**TASK GOAL**
Please give the listing again in its entirety, exactly as written.
----- DATA TO USE -----
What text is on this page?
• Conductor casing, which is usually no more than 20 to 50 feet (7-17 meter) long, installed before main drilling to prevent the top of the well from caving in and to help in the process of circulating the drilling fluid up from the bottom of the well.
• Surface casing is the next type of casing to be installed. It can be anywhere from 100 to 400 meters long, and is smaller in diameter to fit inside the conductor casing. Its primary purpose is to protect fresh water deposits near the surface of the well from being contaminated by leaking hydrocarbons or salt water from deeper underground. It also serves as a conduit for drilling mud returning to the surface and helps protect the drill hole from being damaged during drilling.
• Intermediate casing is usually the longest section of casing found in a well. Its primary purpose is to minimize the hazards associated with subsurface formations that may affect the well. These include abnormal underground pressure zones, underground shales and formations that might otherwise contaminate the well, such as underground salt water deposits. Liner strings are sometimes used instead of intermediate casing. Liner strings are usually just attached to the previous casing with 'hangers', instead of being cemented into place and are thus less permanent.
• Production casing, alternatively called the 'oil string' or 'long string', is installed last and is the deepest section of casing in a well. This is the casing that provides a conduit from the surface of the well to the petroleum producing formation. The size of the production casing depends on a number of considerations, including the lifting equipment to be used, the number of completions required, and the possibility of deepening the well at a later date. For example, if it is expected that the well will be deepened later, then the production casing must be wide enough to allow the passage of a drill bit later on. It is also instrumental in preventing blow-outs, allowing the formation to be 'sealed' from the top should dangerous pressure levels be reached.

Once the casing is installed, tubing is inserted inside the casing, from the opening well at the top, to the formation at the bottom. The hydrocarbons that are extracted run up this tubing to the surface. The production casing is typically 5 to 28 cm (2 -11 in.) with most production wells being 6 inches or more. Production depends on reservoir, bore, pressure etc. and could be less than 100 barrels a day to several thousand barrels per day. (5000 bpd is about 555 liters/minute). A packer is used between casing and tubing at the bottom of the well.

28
-----
**ANSWER TO THIS EXERCISE**
What text is on this page?
• Conductor casing, which is usually no more than 20 to 50 feet (7-17 meter) long, installed before main drilling to prevent the top of the well from caving in and to help in the process of circulating the drilling fluid up from the bottom of the well.
• Surface casing is the next type of casing to be installed. It can be anywhere from 100 to 400 meters long, and is smaller in diameter to fit inside the conductor casing. Its primary purpose is to protect fresh water deposits near the surface of the well from being contaminated by leaking hydrocarbons or salt water from deeper underground. It also serves as a conduit for drilling mud returning to the surface and helps protect the drill hole from being damaged during drilling.
• Intermediate casing is usually the longest section of casing found in a well. Its primary purpose is to minimize the hazards associated with subsurface formations that may affect the well. These include abnormal underground pressure zones, underground shales and formations that might otherwise contaminate the well, such as underground salt water deposits. Liner strings are sometimes used instead of intermediate casing. Liner strings are usually just attached to the previous casing with 'hangers', instead of being cemented into place and are thus less permanent.
• Production casing, alternatively called the 'oil string' or 'long string', is installed last and is the deepest section of casing in a well. This is the casing that provides a conduit from the surface of the well to the petroleum producing formation. The size of the production casing depends on a number of considerations, including the lifting equipment to be used, the number of completions required, and the possibility of deepening the well at a later date. For example, if it is expected that the well will be deepened later, then the production casing must be wide enough to allow the passage of a drill bit later on. It is also instrumental in preventing blow-outs, allowing the formation to be 'sealed' from the top should dangerous pressure levels be reached.

Once the casing is installed, tubing is inserted inside the casing, from the opening well at the top, to the formation at the bottom. The hydrocarbons that are extracted run up this tubing to the surface. The production casing is typically 5 to 28 cm (2 -11 in.) with most production wells being 6 inches or more. Production depends on reservoir, bore, pressure etc. and could be less than 100 barrels a day to several thousand barrels per day. (5000 bpd is about 555 liters/minute). A packer is used between casing and tubing at the bottom of the well.

28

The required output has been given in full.